# [PROBLEM DESCRIPTION]
Reply with one number: how many lines contain the word "this".

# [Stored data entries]
— Begin —
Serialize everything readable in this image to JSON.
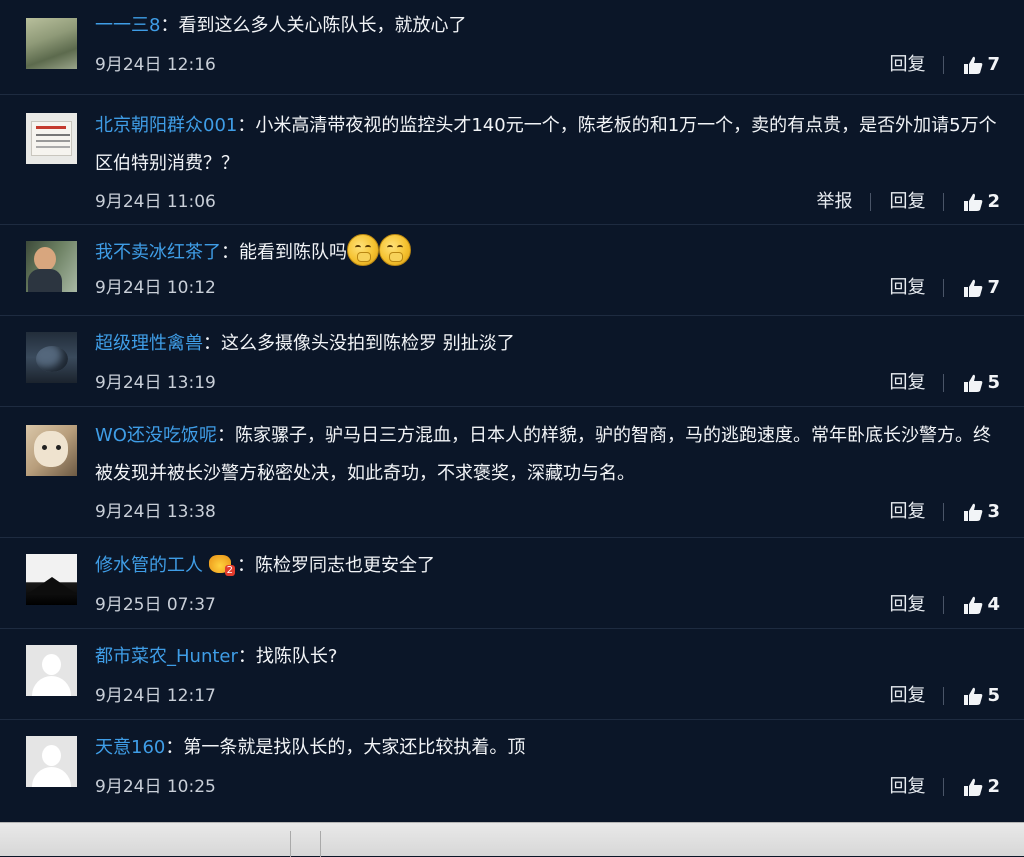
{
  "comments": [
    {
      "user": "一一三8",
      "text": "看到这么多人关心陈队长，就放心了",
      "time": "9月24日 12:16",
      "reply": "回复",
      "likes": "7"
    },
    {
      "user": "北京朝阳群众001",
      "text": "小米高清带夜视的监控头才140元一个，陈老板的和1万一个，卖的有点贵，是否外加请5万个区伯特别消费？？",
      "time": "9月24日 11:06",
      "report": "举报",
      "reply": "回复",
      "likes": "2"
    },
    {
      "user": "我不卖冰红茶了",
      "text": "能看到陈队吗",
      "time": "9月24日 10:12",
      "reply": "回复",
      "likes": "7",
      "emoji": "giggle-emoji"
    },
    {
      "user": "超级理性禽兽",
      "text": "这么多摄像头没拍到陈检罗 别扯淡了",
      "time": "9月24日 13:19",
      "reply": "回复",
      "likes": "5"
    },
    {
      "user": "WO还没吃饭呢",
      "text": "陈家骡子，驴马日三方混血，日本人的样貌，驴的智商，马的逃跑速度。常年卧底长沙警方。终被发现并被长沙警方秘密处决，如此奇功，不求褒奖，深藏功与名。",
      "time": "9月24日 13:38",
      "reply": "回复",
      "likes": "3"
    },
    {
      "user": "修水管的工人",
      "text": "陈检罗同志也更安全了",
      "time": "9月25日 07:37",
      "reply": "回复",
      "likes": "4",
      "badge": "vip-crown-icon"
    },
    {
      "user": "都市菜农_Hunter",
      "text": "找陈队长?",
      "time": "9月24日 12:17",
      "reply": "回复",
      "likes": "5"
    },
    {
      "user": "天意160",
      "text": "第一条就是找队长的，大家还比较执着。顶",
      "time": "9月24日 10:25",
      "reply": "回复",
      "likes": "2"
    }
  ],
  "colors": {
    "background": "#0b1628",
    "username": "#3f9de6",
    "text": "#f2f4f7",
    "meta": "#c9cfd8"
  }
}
— End —
— Begin —
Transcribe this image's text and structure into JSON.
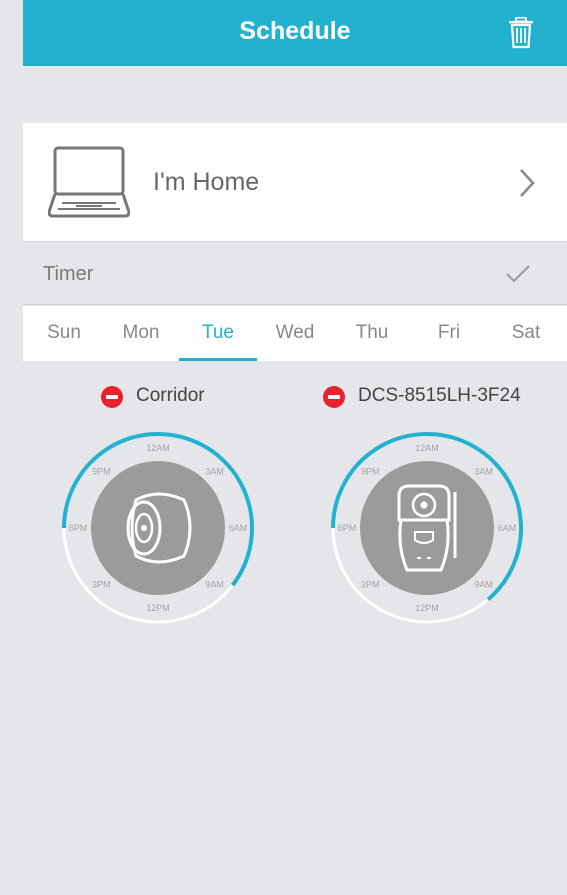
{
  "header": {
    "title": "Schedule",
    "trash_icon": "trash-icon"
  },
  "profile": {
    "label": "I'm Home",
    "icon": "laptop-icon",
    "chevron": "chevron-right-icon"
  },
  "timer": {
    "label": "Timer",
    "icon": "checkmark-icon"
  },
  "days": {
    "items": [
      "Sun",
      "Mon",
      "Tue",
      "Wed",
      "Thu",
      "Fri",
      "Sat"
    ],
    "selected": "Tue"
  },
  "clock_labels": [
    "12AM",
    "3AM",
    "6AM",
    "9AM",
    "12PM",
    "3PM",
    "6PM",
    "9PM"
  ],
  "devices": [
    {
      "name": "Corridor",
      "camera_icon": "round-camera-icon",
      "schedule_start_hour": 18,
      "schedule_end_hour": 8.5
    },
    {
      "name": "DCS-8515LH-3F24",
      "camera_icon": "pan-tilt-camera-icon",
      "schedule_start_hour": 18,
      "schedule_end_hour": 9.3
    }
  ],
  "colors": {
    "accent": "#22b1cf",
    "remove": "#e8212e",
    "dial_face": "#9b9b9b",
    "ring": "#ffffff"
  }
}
— End —
# [COMPLETE ANSWER]
2